— Start Material for the task —
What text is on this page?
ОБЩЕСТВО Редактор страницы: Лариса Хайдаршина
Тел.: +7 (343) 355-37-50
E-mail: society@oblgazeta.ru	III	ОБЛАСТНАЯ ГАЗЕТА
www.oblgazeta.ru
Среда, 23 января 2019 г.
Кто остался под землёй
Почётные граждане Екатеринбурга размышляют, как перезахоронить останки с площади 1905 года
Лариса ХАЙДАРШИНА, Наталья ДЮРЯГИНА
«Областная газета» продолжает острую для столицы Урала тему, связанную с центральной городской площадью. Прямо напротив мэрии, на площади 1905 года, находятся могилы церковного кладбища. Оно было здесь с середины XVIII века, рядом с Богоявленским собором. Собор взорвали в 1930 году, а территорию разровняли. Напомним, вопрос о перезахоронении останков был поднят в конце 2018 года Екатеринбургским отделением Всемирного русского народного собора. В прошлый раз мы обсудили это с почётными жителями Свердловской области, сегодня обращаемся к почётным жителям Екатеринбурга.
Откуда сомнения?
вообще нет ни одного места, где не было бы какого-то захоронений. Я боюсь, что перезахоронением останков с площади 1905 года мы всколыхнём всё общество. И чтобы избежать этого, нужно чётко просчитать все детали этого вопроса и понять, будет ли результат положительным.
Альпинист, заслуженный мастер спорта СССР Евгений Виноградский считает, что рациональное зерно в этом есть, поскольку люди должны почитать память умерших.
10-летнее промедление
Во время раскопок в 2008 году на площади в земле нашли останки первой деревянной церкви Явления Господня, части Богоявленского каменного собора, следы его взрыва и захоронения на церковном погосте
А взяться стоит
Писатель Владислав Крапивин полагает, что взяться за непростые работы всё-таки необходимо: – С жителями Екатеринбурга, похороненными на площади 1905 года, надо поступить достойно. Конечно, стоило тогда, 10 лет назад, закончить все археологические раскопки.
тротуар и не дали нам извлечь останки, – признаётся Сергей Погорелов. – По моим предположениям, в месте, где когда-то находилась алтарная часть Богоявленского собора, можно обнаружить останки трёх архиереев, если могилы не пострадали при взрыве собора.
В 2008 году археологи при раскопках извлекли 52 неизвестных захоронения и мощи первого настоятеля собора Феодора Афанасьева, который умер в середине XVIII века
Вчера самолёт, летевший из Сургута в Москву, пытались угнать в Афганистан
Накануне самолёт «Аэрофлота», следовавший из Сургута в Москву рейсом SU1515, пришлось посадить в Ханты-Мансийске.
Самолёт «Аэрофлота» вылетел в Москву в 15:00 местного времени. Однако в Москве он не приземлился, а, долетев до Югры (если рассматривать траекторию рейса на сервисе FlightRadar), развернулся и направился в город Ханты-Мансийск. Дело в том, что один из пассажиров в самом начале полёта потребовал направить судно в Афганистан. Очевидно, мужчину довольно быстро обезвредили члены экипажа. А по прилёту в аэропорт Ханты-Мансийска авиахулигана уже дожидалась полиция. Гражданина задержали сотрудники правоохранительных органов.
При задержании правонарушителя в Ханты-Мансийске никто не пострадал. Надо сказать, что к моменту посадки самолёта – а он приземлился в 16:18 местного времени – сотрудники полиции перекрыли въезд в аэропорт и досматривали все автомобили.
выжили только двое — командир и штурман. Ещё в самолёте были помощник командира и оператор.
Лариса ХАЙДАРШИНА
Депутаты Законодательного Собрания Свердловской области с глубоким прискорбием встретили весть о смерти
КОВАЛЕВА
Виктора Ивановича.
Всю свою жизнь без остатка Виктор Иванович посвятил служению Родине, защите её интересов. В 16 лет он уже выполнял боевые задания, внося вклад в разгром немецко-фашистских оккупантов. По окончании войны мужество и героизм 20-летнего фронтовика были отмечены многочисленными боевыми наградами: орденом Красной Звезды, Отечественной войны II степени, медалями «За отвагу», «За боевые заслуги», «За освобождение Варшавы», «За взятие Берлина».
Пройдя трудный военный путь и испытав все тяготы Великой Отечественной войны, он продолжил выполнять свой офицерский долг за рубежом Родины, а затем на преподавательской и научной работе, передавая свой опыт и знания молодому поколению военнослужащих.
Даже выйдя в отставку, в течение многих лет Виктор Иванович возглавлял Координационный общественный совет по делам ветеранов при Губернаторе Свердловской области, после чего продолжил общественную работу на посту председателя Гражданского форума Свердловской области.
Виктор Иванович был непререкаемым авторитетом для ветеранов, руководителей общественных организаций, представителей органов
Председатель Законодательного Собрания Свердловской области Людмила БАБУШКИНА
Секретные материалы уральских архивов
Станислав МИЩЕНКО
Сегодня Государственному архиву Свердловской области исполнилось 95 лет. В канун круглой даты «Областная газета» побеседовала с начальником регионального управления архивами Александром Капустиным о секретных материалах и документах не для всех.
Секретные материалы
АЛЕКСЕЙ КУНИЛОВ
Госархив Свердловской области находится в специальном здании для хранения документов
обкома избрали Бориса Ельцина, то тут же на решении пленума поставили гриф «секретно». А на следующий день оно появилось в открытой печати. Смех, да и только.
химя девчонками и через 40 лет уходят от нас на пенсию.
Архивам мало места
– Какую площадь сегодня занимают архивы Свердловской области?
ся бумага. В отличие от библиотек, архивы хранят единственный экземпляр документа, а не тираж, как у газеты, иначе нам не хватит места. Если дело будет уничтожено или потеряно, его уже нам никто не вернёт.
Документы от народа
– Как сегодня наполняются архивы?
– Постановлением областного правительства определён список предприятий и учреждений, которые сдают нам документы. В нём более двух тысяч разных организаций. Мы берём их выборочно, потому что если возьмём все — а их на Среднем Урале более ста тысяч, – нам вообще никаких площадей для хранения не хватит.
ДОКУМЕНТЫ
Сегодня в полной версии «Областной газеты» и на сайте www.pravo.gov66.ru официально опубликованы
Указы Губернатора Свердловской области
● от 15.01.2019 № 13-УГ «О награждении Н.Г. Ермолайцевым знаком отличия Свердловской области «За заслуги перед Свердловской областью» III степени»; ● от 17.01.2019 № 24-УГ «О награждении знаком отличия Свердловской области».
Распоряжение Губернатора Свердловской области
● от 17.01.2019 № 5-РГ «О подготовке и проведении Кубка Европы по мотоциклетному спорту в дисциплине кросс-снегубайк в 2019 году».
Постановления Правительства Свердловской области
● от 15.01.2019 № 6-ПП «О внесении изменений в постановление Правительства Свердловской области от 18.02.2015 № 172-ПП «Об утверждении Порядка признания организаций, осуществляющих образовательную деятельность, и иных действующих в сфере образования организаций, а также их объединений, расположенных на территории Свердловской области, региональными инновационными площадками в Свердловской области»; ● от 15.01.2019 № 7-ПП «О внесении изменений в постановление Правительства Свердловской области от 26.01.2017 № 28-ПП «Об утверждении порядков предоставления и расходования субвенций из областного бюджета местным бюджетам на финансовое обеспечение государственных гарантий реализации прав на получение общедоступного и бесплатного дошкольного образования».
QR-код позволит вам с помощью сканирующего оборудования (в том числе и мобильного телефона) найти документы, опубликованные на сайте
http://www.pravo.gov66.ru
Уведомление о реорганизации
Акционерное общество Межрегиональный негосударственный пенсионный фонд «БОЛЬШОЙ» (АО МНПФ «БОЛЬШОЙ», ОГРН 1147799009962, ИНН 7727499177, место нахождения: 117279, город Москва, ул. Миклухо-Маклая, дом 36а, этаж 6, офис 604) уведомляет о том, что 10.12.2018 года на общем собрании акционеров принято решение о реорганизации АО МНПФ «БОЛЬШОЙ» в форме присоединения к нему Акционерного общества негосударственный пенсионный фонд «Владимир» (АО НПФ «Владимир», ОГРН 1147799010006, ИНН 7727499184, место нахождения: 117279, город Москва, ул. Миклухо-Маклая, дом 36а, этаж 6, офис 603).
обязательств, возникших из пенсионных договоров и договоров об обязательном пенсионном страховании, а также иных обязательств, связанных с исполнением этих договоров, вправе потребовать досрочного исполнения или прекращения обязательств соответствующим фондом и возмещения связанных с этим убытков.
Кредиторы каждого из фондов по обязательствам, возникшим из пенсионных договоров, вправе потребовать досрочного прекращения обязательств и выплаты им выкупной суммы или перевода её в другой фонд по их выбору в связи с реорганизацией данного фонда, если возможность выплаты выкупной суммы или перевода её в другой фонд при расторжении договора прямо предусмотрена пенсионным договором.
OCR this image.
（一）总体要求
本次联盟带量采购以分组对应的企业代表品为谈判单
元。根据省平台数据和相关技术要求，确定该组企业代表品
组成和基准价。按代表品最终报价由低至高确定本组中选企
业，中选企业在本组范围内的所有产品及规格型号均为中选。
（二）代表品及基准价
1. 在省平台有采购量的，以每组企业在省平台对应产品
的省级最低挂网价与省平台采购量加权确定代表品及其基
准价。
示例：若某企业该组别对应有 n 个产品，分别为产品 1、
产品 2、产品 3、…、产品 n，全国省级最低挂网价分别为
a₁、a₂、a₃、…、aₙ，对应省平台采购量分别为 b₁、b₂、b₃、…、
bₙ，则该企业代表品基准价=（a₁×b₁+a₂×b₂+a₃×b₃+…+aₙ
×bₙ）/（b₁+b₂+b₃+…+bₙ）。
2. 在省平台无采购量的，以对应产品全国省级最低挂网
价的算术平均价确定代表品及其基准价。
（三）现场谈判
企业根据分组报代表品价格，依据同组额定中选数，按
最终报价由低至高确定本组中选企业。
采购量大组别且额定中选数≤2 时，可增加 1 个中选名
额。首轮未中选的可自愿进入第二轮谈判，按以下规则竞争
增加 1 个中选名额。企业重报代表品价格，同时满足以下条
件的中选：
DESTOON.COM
— End Material for the task —
**The problem**
Provide the count, and nothing else, of lines in the data above where the word "this" occurs.

**Correct response**
2